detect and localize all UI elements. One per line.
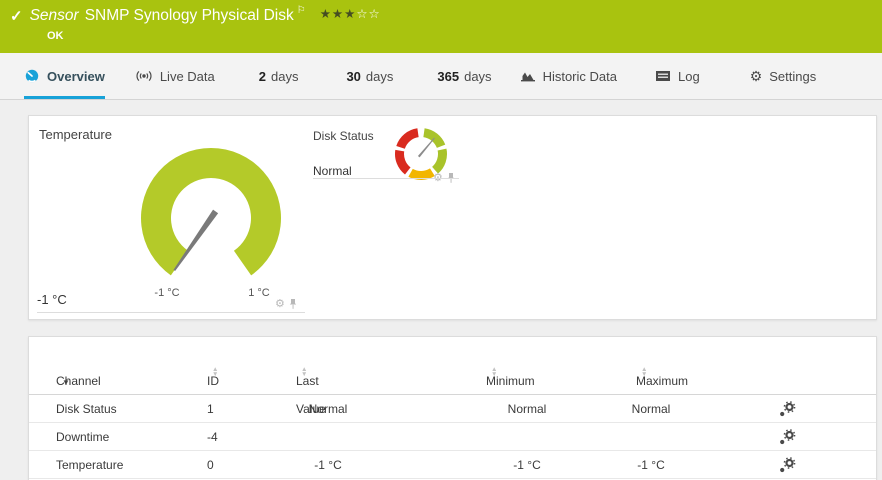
tab-365-days[interactable]: 365 days [437, 53, 491, 99]
log-icon [655, 70, 671, 82]
divider [37, 312, 305, 313]
priority-stars[interactable]: ★★★☆☆ [320, 6, 381, 21]
cell-last-value: -1 °C [314, 458, 342, 472]
sort-icon: ▲ ▼ [212, 366, 219, 378]
tab-label: days [365, 68, 394, 84]
tab-log[interactable]: Log [655, 53, 700, 99]
channel-settings-icon[interactable] [771, 395, 803, 423]
gauges-panel: Temperature -1 °C 1 °C -1 °C ⚙ Disk Stat… [28, 115, 877, 320]
pin-icon[interactable] [446, 172, 456, 184]
gauge-needle [173, 209, 219, 271]
cell-maximum: Normal [631, 402, 671, 416]
cell-minimum: Normal [507, 402, 547, 416]
tab-overview[interactable]: Overview [24, 53, 105, 99]
object-kind-label: Sensor [29, 7, 79, 24]
cell-maximum: -1 °C [637, 458, 665, 472]
pin-icon[interactable] [288, 298, 298, 310]
cell-last-value: Normal [308, 402, 348, 416]
sensor-status-badge: OK [47, 30, 64, 42]
tab-historic-data[interactable]: Historic Data [520, 53, 617, 99]
gauge-needle [417, 137, 435, 158]
cell-channel: Disk Status [56, 402, 117, 416]
chart-icon [520, 69, 536, 83]
column-header-channel[interactable]: Channel ▼ [56, 374, 101, 388]
temperature-gauge-title: Temperature [39, 127, 112, 142]
temperature-min-label: -1 °C [154, 287, 180, 299]
tab-label: Log [677, 68, 700, 84]
table-row[interactable]: Downtime -4 [29, 423, 876, 451]
divider [313, 178, 459, 179]
stars-empty[interactable]: ☆☆ [356, 7, 381, 21]
gauge-settings-icon[interactable]: ⚙ [275, 298, 285, 310]
temperature-gauge-actions: ⚙ [275, 298, 298, 310]
sort-icon: ▲ ▼ [301, 366, 308, 378]
ok-check-icon: ✓ [10, 8, 23, 25]
channels-panel: Channel ▼ ID ▲ ▼ Last Value ▲ ▼ Minimum ▲ ▼ Max… [28, 336, 877, 480]
sort-desc-icon: ▼ [62, 378, 70, 387]
cell-minimum: -1 °C [513, 458, 541, 472]
tab-label: days [270, 68, 299, 84]
tab-label: days [464, 68, 492, 84]
disk-status-current-value: Normal [313, 164, 352, 178]
cell-id: 1 [207, 402, 214, 416]
cell-id: 0 [207, 458, 214, 472]
channel-settings-icon[interactable] [771, 423, 803, 451]
sort-icon: ▲ ▼ [491, 366, 498, 378]
temperature-max-label: 1 °C [248, 287, 270, 299]
table-row[interactable]: Temperature 0 -1 °C -1 °C -1 °C [29, 451, 876, 479]
sensor-title-line: ✓ Sensor SNMP Synology Physical Disk ⚐ ★… [10, 5, 381, 25]
tab-label: Settings [769, 68, 817, 84]
temperature-current-value: -1 °C [37, 292, 67, 307]
tab-2-days[interactable]: 2 days [259, 53, 299, 99]
cell-channel: Downtime [56, 430, 110, 444]
tab-label: Live Data [159, 68, 215, 84]
sensor-name: SNMP Synology Physical Disk [84, 7, 294, 24]
disk-status-gauge-title: Disk Status [313, 129, 374, 143]
gauge-icon [24, 68, 40, 84]
cell-id: -4 [207, 430, 218, 444]
cell-channel: Temperature [56, 458, 124, 472]
table-row[interactable]: Disk Status 1 Normal Normal Normal [29, 395, 876, 423]
sort-icon: ▲ ▼ [641, 366, 648, 378]
sensor-header: ✓ Sensor SNMP Synology Physical Disk ⚐ ★… [0, 0, 882, 53]
tab-live-data[interactable]: Live Data [135, 53, 215, 99]
stars-filled[interactable]: ★★★ [319, 7, 357, 21]
tab-label: Overview [47, 68, 105, 84]
tab-label: Historic Data [542, 68, 617, 84]
tab-number: 365 [437, 68, 460, 84]
flag-icon[interactable]: ⚐ [296, 5, 306, 16]
temperature-gauge [141, 147, 281, 276]
channel-settings-icon[interactable] [771, 451, 803, 479]
tab-number: 2 [258, 68, 266, 84]
live-icon [135, 69, 153, 83]
tab-settings[interactable]: ⚙ Settings [750, 53, 817, 99]
tab-bar: Overview Live Data 2 days 30 days 365 da… [0, 53, 882, 100]
tab-30-days[interactable]: 30 days [346, 53, 393, 99]
table-header-row: Channel ▼ ID ▲ ▼ Last Value ▲ ▼ Minimum ▲ ▼ Max… [29, 366, 876, 416]
gear-icon: ⚙ [749, 67, 763, 84]
tab-number: 30 [346, 68, 361, 84]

-- -- --

• _Instruções do exercício_: Transcreva todas as linhas acima, sem nenhuma alteração. Deixe as imagens de fora da resposta.

• _Resultado da tarefa_:
detect and localize all UI elements. One per line.
tab-365-days[interactable]: 365 days [437, 53, 491, 99]
log-icon [655, 70, 671, 82]
divider [37, 312, 305, 313]
priority-stars[interactable]: ★★★☆☆ [320, 6, 381, 21]
cell-last-value: -1 °C [314, 458, 342, 472]
sort-icon: ▲ ▼ [212, 366, 219, 378]
tab-label: days [365, 68, 394, 84]
tab-log[interactable]: Log [655, 53, 700, 99]
channel-settings-icon[interactable] [771, 395, 803, 423]
gauges-panel: Temperature -1 °C 1 °C -1 °C ⚙ Disk Stat… [28, 115, 877, 320]
pin-icon[interactable] [446, 172, 456, 184]
gauge-needle [173, 209, 219, 271]
cell-maximum: Normal [631, 402, 671, 416]
cell-minimum: Normal [507, 402, 547, 416]
tab-overview[interactable]: Overview [24, 53, 105, 99]
object-kind-label: Sensor [29, 7, 79, 24]
cell-maximum: -1 °C [637, 458, 665, 472]
pin-icon[interactable] [288, 298, 298, 310]
cell-last-value: Normal [308, 402, 348, 416]
sensor-status-badge: OK [47, 30, 64, 42]
tab-historic-data[interactable]: Historic Data [520, 53, 617, 99]
gauge-needle [417, 137, 435, 158]
cell-channel: Disk Status [56, 402, 117, 416]
chart-icon [520, 69, 536, 83]
column-header-channel[interactable]: Channel ▼ [56, 374, 101, 388]
temperature-gauge-title: Temperature [39, 127, 112, 142]
temperature-min-label: -1 °C [154, 287, 180, 299]
tab-label: Log [677, 68, 700, 84]
table-row[interactable]: Downtime -4 [29, 423, 876, 451]
divider [313, 178, 459, 179]
stars-empty[interactable]: ☆☆ [356, 7, 381, 21]
gauge-settings-icon[interactable]: ⚙ [275, 298, 285, 310]
temperature-gauge-actions: ⚙ [275, 298, 298, 310]
sort-icon: ▲ ▼ [301, 366, 308, 378]
ok-check-icon: ✓ [10, 8, 23, 25]
channels-panel: Channel ▼ ID ▲ ▼ Last Value ▲ ▼ Minimum ▲ ▼ Max… [28, 336, 877, 480]
sort-desc-icon: ▼ [62, 378, 70, 387]
cell-minimum: -1 °C [513, 458, 541, 472]
tab-label: days [270, 68, 299, 84]
tab-label: days [464, 68, 492, 84]
disk-status-current-value: Normal [313, 164, 352, 178]
cell-id: 1 [207, 402, 214, 416]
cell-id: 0 [207, 458, 214, 472]
channel-settings-icon[interactable] [771, 423, 803, 451]
sort-icon: ▲ ▼ [491, 366, 498, 378]
temperature-max-label: 1 °C [248, 287, 270, 299]
table-row[interactable]: Temperature 0 -1 °C -1 °C -1 °C [29, 451, 876, 479]
sensor-title-line: ✓ Sensor SNMP Synology Physical Disk ⚐ ★… [10, 5, 381, 25]
tab-label: Settings [769, 68, 817, 84]
temperature-current-value: -1 °C [37, 292, 67, 307]
tab-2-days[interactable]: 2 days [259, 53, 299, 99]
cell-channel: Downtime [56, 430, 110, 444]
tab-label: Live Data [159, 68, 215, 84]
sensor-name: SNMP Synology Physical Disk [84, 7, 294, 24]
disk-status-gauge-title: Disk Status [313, 129, 374, 143]
gauge-icon [24, 68, 40, 84]
cell-id: -4 [207, 430, 218, 444]
cell-channel: Temperature [56, 458, 124, 472]
table-row[interactable]: Disk Status 1 Normal Normal Normal [29, 395, 876, 423]
sort-icon: ▲ ▼ [641, 366, 648, 378]
sensor-header: ✓ Sensor SNMP Synology Physical Disk ⚐ ★… [0, 0, 882, 53]
tab-live-data[interactable]: Live Data [135, 53, 215, 99]
stars-filled[interactable]: ★★★ [319, 7, 357, 21]
tab-label: Overview [47, 68, 105, 84]
tab-label: Historic Data [542, 68, 617, 84]
tab-number: 365 [437, 68, 460, 84]
flag-icon[interactable]: ⚐ [296, 5, 306, 16]
temperature-gauge [141, 147, 281, 276]
channel-settings-icon[interactable] [771, 451, 803, 479]
tab-number: 2 [258, 68, 266, 84]
live-icon [135, 69, 153, 83]
tab-settings[interactable]: ⚙ Settings [750, 53, 817, 99]
tab-bar: Overview Live Data 2 days 30 days 365 da… [0, 53, 882, 100]
tab-30-days[interactable]: 30 days [346, 53, 393, 99]
table-header-row: Channel ▼ ID ▲ ▼ Last Value ▲ ▼ Minimum ▲ ▼ Max… [29, 366, 876, 416]
gear-icon: ⚙ [749, 67, 763, 84]
tab-number: 30 [346, 68, 361, 84]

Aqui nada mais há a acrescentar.